| Problem requirements |
When the string "information" occurs in a line of the records, show that line.

==== Available data ====

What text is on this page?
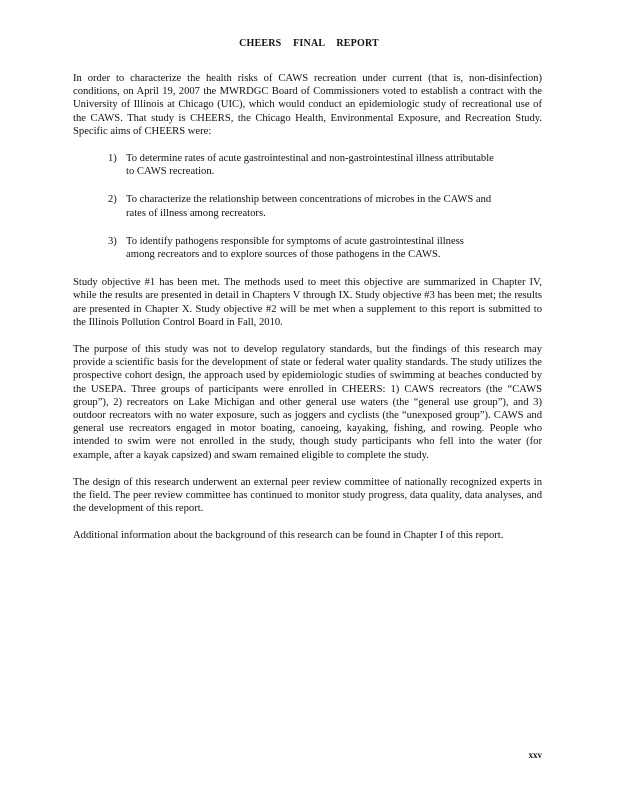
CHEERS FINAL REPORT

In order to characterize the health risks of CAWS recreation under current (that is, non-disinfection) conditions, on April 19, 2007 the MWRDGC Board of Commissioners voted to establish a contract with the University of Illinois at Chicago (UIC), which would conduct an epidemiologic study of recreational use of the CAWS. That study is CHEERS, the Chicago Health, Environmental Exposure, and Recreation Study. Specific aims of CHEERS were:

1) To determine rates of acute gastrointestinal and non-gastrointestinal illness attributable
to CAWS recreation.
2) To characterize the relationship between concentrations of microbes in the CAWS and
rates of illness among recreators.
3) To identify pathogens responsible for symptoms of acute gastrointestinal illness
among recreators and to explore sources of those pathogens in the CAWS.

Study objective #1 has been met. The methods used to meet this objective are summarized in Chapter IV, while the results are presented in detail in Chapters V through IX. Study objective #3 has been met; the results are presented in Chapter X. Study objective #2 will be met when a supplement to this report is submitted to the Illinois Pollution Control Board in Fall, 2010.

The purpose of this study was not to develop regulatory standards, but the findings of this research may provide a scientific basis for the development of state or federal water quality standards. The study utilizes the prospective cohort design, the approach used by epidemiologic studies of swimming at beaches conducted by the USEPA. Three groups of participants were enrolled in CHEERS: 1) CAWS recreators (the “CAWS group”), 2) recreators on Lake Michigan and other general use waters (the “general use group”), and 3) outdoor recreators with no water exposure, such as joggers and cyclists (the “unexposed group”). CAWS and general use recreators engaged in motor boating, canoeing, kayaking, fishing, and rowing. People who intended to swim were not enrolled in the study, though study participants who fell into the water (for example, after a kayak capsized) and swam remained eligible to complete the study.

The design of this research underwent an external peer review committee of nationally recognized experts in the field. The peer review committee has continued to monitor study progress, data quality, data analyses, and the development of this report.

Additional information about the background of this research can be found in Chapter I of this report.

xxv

====
==== Available data ====

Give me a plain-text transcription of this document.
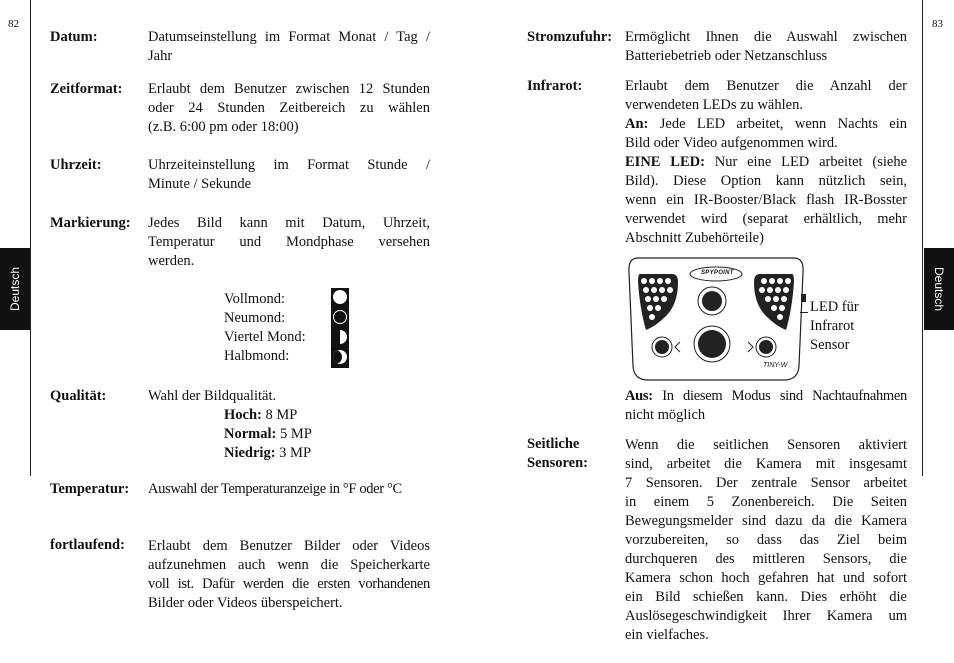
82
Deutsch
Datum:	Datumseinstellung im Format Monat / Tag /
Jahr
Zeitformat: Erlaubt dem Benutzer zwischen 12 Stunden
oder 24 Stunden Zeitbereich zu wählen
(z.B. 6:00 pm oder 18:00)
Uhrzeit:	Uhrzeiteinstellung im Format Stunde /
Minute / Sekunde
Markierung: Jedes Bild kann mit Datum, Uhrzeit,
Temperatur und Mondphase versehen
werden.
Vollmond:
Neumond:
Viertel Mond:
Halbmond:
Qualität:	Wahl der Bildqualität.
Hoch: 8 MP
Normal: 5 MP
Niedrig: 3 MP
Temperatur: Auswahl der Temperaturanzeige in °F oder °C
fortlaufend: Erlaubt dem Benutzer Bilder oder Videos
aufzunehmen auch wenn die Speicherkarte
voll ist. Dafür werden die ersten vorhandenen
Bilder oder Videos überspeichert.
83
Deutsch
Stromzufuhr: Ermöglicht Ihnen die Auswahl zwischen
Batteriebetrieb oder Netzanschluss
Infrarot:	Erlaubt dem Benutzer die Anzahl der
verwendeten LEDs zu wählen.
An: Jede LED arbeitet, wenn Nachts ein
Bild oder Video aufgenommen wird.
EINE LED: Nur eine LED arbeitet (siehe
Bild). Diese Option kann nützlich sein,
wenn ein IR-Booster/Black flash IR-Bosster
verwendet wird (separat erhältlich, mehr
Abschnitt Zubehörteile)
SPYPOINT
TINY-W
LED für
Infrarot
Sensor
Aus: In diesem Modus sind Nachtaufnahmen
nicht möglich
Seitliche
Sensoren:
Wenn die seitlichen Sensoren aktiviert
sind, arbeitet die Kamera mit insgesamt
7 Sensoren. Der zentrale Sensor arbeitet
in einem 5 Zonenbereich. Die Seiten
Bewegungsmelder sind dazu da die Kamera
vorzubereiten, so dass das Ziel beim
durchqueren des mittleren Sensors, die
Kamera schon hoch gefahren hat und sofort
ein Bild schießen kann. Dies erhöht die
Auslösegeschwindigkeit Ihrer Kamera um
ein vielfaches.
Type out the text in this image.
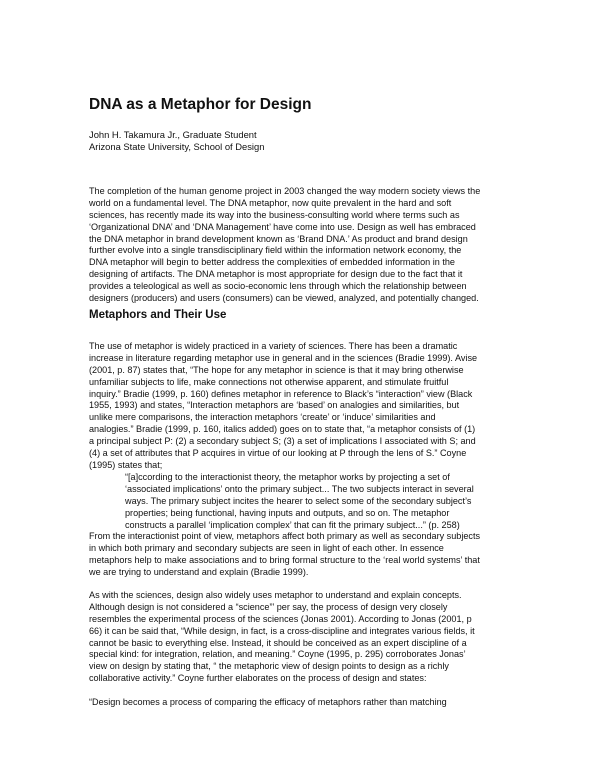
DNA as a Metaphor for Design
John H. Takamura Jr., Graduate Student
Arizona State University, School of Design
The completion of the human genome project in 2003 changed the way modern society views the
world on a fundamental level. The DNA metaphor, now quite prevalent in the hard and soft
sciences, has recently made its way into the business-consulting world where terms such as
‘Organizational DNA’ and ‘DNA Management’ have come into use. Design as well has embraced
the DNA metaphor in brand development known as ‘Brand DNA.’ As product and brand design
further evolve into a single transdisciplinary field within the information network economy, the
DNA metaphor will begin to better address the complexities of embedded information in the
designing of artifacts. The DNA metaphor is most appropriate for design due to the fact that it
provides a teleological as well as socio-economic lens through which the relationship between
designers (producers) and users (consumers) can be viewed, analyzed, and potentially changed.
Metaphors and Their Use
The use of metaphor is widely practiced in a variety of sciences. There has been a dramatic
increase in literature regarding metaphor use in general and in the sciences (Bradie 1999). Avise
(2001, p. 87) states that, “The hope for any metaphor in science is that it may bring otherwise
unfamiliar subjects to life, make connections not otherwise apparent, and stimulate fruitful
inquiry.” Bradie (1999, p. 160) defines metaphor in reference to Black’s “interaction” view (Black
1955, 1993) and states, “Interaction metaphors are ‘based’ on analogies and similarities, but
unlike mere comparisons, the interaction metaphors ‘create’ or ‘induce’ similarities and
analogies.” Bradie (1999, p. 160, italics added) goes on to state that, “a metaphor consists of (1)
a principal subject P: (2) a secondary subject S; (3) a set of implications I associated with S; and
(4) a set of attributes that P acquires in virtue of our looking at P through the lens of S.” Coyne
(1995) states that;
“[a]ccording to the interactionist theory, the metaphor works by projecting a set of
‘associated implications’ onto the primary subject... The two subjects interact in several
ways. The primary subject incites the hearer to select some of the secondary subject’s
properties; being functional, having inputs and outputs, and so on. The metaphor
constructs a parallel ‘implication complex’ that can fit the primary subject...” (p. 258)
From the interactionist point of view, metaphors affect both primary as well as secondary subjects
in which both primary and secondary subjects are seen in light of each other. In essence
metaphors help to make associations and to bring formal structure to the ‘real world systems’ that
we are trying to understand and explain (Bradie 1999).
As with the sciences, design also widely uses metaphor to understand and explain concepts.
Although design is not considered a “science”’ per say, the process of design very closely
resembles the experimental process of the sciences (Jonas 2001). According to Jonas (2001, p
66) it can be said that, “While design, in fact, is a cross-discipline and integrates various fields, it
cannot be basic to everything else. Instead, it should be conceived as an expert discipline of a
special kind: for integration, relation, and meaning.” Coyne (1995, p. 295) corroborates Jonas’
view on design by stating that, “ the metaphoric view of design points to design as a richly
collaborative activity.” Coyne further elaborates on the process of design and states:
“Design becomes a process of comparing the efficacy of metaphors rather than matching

====
==== Available data ====

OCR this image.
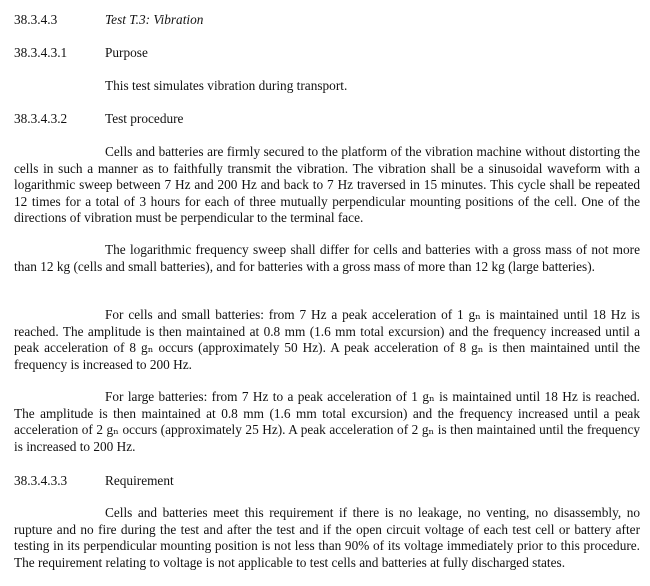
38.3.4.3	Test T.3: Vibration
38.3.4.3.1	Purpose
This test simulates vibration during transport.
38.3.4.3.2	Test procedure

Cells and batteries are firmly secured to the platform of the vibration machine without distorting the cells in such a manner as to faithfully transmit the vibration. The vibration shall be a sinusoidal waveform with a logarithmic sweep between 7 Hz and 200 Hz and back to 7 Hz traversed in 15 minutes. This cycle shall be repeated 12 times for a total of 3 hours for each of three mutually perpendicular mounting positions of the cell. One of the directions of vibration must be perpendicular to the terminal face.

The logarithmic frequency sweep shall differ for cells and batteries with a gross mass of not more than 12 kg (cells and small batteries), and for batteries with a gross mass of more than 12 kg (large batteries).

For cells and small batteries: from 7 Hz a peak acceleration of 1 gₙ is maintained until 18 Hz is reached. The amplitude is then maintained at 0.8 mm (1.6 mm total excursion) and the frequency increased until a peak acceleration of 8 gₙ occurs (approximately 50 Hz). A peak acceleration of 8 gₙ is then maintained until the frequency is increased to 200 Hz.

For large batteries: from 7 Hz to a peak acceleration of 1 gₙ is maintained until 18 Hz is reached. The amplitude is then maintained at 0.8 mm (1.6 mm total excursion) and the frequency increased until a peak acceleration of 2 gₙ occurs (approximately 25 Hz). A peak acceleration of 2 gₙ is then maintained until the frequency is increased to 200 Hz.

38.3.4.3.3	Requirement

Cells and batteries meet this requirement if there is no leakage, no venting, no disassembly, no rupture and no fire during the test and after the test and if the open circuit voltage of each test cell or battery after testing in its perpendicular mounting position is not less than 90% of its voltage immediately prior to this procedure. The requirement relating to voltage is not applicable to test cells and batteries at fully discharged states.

====

| Answer section |
Additional information about the background of this research can be found in Chapter I of this report.
further evolve into a single transdisciplinary field within the information network economy, the
DNA metaphor will begin to better address the complexities of embedded information in the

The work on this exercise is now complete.